## Task brief
Using the data below, copy each line that includes the word "this".

────────

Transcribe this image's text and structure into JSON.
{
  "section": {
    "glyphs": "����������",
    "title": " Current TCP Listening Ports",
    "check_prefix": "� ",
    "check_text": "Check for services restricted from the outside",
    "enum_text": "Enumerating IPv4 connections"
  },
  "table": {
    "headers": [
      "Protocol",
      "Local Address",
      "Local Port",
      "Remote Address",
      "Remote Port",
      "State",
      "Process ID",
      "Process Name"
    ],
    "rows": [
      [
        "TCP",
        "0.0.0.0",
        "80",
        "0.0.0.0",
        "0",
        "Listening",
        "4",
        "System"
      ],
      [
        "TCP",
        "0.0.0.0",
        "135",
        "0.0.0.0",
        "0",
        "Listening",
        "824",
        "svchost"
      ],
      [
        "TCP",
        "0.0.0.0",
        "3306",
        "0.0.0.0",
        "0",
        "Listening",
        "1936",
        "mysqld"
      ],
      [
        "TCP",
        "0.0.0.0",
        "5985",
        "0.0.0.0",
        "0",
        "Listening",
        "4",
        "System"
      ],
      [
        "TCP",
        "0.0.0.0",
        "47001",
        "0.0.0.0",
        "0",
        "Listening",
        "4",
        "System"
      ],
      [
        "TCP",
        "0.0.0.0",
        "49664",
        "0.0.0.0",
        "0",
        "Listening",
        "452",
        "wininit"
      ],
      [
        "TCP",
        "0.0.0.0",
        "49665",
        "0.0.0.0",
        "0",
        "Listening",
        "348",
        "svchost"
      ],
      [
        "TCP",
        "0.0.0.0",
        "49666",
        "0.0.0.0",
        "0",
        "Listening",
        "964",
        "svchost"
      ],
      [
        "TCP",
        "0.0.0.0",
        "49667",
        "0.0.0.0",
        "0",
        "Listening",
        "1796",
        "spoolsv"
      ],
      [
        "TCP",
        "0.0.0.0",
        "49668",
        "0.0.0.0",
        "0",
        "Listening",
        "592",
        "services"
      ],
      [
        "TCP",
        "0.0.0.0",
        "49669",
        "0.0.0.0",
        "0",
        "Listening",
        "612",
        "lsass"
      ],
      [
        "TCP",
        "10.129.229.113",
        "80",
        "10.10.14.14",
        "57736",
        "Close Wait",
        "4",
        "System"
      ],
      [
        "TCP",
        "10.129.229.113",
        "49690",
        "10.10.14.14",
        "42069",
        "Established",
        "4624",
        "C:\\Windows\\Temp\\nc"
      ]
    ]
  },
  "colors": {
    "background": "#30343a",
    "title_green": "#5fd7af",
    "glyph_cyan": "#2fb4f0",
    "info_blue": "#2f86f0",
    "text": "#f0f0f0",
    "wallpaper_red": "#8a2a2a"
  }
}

────────

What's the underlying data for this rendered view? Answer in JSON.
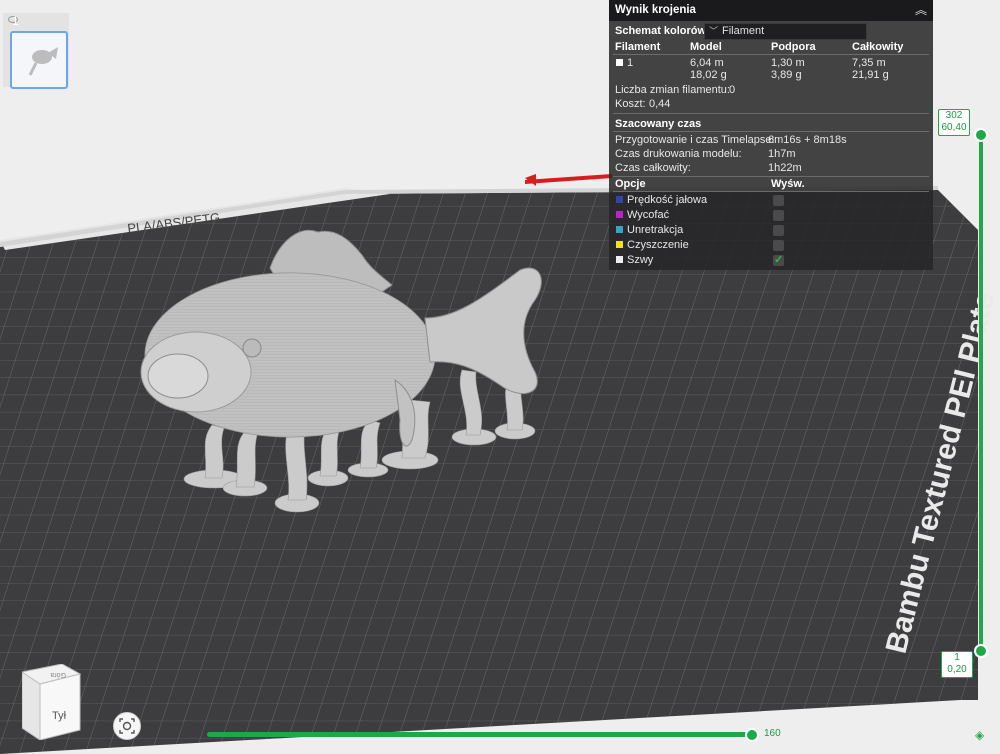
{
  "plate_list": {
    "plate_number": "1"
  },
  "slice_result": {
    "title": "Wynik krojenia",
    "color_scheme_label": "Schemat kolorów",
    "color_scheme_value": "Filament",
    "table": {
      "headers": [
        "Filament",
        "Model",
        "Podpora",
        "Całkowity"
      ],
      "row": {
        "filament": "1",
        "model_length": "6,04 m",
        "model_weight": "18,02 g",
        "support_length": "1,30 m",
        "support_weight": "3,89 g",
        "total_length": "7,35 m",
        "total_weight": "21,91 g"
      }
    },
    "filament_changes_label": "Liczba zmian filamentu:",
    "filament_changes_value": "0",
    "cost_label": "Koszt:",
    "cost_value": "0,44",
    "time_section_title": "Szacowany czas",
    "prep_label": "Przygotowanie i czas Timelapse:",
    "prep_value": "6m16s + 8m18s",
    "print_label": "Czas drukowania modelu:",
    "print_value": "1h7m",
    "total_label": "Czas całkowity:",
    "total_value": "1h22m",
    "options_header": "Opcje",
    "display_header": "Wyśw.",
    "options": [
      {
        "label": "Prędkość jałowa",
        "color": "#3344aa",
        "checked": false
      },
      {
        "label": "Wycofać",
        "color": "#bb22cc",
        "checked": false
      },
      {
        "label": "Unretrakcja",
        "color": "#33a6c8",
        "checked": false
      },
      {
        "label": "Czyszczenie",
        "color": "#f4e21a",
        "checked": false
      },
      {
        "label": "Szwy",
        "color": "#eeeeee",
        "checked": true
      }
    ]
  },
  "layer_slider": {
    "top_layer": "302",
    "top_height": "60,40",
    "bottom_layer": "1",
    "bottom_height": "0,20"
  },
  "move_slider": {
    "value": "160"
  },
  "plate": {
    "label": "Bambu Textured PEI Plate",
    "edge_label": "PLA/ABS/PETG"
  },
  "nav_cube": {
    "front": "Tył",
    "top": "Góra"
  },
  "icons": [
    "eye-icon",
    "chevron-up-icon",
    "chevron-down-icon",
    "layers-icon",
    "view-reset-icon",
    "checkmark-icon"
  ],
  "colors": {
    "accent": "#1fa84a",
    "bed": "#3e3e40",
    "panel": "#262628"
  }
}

────────

## Output of the task
Transcribe this image's text and structure into JSON.
What's the underlying data for this rendered view? Answer in JSON.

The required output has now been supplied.